Exercise requirements: Transcribe, character for character, the part of the listing that opens with the line containing "taskbar-figure-icon[interactable]: ✋ —" and closes with the line containing "zoom-dropdown[interactable]: 50% ▾".

Information provided:
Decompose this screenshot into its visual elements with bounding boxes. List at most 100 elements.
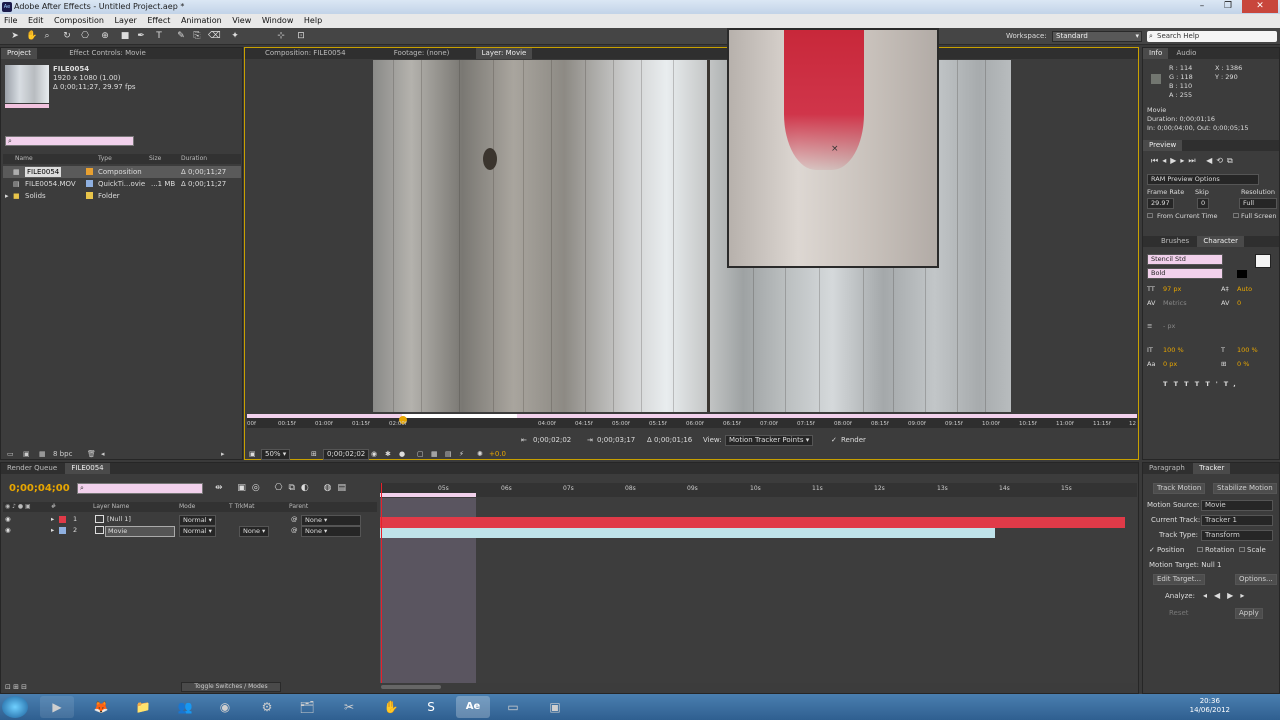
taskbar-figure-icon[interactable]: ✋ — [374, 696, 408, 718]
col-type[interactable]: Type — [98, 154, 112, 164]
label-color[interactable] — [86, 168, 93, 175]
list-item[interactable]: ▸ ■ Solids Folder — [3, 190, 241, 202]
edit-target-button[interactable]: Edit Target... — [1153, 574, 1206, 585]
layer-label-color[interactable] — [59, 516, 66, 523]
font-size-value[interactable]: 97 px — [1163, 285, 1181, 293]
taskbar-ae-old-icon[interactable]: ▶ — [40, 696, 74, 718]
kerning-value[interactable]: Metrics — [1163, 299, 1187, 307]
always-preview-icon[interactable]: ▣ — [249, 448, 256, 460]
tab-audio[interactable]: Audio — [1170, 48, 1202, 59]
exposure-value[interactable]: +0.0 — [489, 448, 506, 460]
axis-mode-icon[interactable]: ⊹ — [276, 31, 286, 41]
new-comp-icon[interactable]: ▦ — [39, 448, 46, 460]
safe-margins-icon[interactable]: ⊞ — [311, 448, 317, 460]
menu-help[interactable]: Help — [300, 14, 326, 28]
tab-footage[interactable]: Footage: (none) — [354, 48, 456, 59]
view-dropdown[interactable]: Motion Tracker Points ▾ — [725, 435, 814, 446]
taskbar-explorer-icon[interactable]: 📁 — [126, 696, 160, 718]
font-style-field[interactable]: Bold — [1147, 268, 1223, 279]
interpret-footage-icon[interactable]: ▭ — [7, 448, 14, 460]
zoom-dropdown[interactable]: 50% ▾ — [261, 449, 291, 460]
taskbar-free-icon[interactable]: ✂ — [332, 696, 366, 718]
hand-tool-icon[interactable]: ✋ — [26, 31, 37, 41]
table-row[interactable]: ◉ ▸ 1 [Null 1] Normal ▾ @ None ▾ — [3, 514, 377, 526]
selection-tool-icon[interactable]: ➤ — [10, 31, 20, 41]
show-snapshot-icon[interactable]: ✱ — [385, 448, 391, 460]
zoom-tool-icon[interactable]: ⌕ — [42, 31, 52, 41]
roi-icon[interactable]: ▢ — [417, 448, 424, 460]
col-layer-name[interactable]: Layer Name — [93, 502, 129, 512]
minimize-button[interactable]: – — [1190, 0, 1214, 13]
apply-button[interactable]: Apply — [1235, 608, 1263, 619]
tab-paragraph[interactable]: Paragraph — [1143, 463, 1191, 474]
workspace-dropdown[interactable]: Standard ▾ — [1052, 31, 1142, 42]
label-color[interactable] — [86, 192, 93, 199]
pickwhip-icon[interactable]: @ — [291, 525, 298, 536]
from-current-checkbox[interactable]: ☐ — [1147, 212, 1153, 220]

Solution to this problem:
taskbar-figure-icon[interactable]: ✋ — [374, 696, 408, 718]
col-type[interactable]: Type — [98, 154, 112, 164]
label-color[interactable] — [86, 168, 93, 175]
list-item[interactable]: ▸ ■ Solids Folder — [3, 190, 241, 202]
edit-target-button[interactable]: Edit Target... — [1153, 574, 1206, 585]
layer-label-color[interactable] — [59, 516, 66, 523]
font-size-value[interactable]: 97 px — [1163, 285, 1181, 293]
taskbar-ae-old-icon[interactable]: ▶ — [40, 696, 74, 718]
kerning-value[interactable]: Metrics — [1163, 299, 1187, 307]
always-preview-icon[interactable]: ▣ — [249, 448, 256, 460]
tab-audio[interactable]: Audio — [1170, 48, 1202, 59]
exposure-value[interactable]: +0.0 — [489, 448, 506, 460]
axis-mode-icon[interactable]: ⊹ — [276, 31, 286, 41]
new-comp-icon[interactable]: ▦ — [39, 448, 46, 460]
safe-margins-icon[interactable]: ⊞ — [311, 448, 317, 460]
menu-help[interactable]: Help — [300, 14, 326, 28]
tab-footage[interactable]: Footage: (none) — [354, 48, 456, 59]
view-dropdown[interactable]: Motion Tracker Points ▾ — [725, 435, 814, 446]
taskbar-explorer-icon[interactable]: 📁 — [126, 696, 160, 718]
font-style-field[interactable]: Bold — [1147, 268, 1223, 279]
interpret-footage-icon[interactable]: ▭ — [7, 448, 14, 460]
zoom-dropdown[interactable]: 50% ▾ — [261, 449, 291, 460]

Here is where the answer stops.